> Problem to solve
Which lines in the records below contain the word "title"? Copy each one out.

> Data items
** START **
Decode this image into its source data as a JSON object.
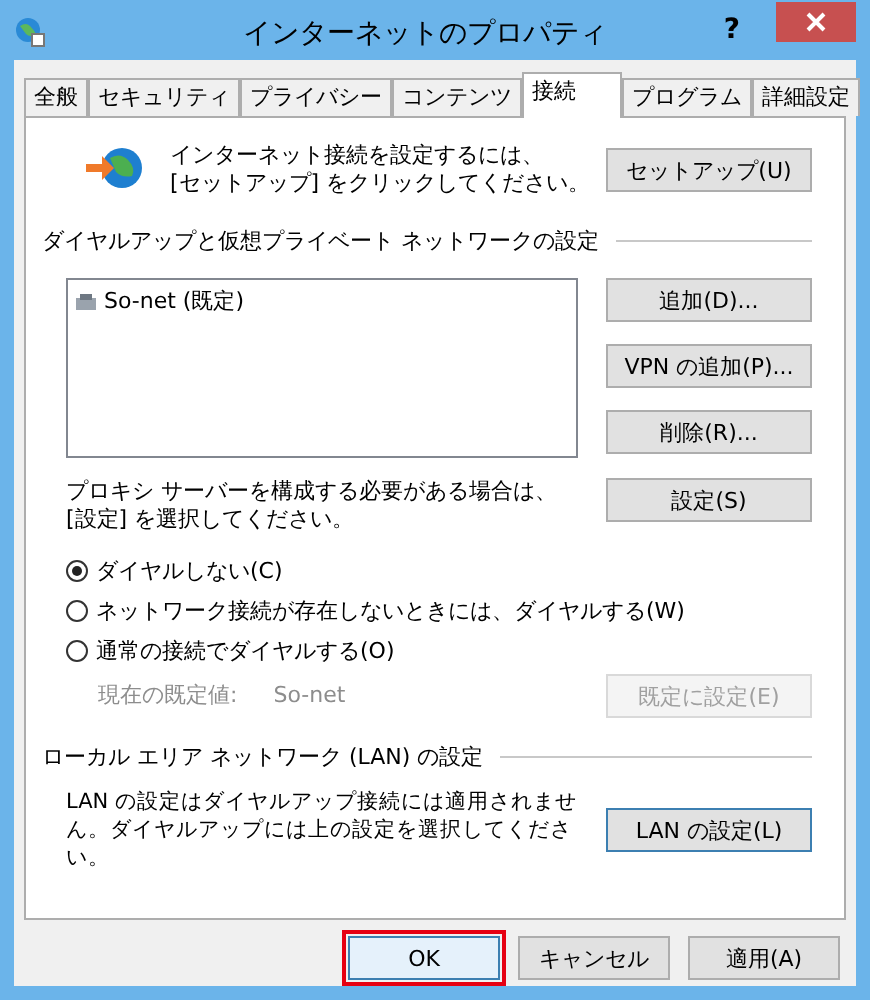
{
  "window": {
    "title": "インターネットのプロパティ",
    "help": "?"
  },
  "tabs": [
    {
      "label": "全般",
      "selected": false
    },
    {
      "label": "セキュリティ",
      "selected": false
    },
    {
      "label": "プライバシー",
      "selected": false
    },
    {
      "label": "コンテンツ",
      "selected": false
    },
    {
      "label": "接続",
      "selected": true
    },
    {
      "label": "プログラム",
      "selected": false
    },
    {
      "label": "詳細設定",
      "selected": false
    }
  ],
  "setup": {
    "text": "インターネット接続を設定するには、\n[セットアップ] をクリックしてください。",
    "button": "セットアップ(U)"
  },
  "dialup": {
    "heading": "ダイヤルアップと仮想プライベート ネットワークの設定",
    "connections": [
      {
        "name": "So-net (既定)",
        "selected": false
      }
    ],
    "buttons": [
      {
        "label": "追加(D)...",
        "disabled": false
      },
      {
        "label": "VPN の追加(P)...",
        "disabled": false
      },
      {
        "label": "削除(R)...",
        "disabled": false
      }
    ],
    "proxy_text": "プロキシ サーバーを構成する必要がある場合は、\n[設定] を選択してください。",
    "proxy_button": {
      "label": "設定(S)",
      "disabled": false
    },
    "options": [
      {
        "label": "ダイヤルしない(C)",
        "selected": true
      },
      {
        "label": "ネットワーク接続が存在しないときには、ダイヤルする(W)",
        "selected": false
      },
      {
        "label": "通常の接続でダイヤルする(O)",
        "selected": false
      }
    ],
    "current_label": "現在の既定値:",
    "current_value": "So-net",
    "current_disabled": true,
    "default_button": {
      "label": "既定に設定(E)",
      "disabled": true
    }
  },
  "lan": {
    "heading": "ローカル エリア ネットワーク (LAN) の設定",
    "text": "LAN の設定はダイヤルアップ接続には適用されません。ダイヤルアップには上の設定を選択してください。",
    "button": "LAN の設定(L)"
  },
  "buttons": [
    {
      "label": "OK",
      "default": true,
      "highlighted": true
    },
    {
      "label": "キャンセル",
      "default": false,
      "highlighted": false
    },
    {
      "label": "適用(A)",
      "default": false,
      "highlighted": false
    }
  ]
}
** END **
** START **
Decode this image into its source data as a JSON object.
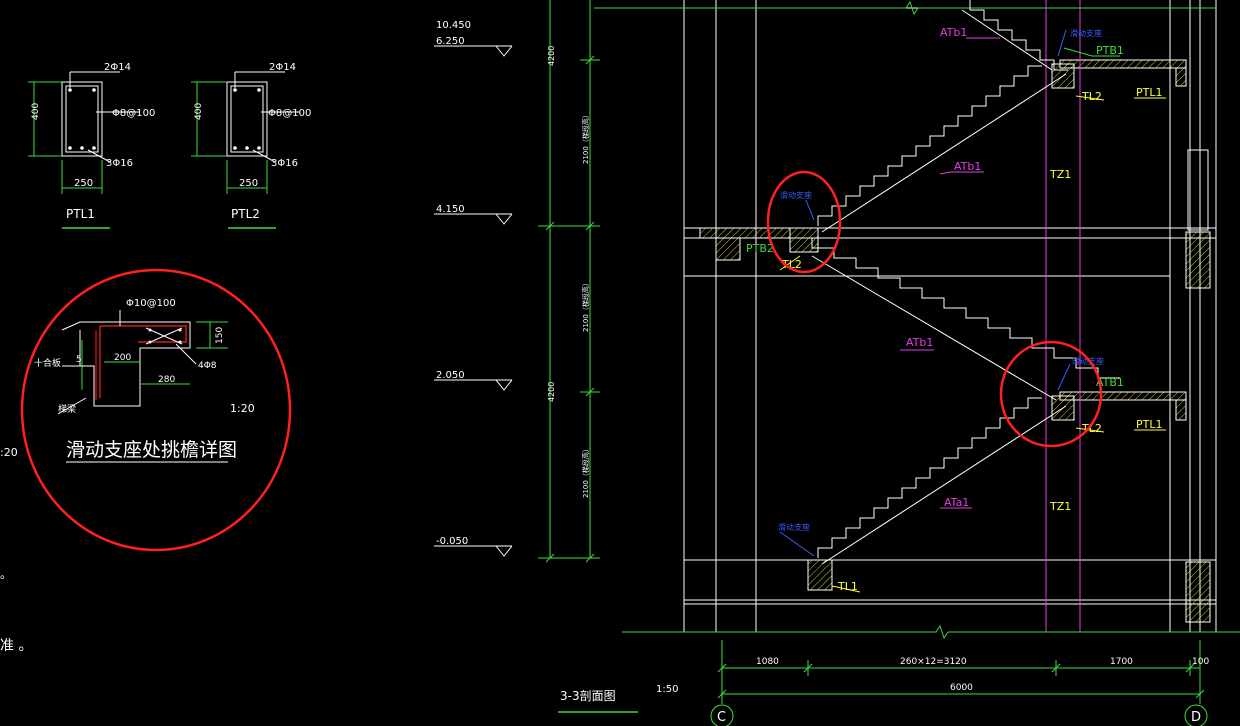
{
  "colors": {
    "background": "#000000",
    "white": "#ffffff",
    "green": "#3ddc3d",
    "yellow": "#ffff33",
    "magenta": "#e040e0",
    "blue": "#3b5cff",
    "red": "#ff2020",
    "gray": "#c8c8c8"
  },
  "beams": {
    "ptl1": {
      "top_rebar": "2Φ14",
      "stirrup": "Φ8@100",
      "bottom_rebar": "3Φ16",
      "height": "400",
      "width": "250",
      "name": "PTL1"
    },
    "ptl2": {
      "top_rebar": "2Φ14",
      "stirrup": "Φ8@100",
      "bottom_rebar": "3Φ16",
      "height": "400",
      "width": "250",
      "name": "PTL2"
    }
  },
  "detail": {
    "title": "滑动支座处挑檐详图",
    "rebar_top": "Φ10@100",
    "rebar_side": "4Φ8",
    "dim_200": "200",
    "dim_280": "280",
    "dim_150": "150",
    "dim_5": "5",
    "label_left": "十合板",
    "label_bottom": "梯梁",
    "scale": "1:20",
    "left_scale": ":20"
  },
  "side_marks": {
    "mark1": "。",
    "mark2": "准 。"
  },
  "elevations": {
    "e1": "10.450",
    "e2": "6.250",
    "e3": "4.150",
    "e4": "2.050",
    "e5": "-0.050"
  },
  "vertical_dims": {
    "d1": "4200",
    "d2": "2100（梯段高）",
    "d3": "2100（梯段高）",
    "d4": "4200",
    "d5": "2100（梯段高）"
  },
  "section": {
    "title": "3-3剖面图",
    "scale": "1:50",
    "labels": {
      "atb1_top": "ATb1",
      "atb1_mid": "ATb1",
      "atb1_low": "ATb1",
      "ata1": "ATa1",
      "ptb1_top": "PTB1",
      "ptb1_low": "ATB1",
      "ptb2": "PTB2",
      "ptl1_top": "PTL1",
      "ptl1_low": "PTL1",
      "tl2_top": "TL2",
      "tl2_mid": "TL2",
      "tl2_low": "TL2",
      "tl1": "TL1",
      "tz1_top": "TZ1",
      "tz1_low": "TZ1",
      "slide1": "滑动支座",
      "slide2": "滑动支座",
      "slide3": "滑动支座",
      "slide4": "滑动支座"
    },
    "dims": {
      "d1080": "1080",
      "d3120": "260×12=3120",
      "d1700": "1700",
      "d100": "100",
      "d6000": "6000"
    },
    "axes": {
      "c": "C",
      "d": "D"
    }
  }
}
** END **
> Problem solution
    "title": "インターネットのプロパティ",
    "title": "滑动支座处挑檐详图",
    "title": "3-3剖面图",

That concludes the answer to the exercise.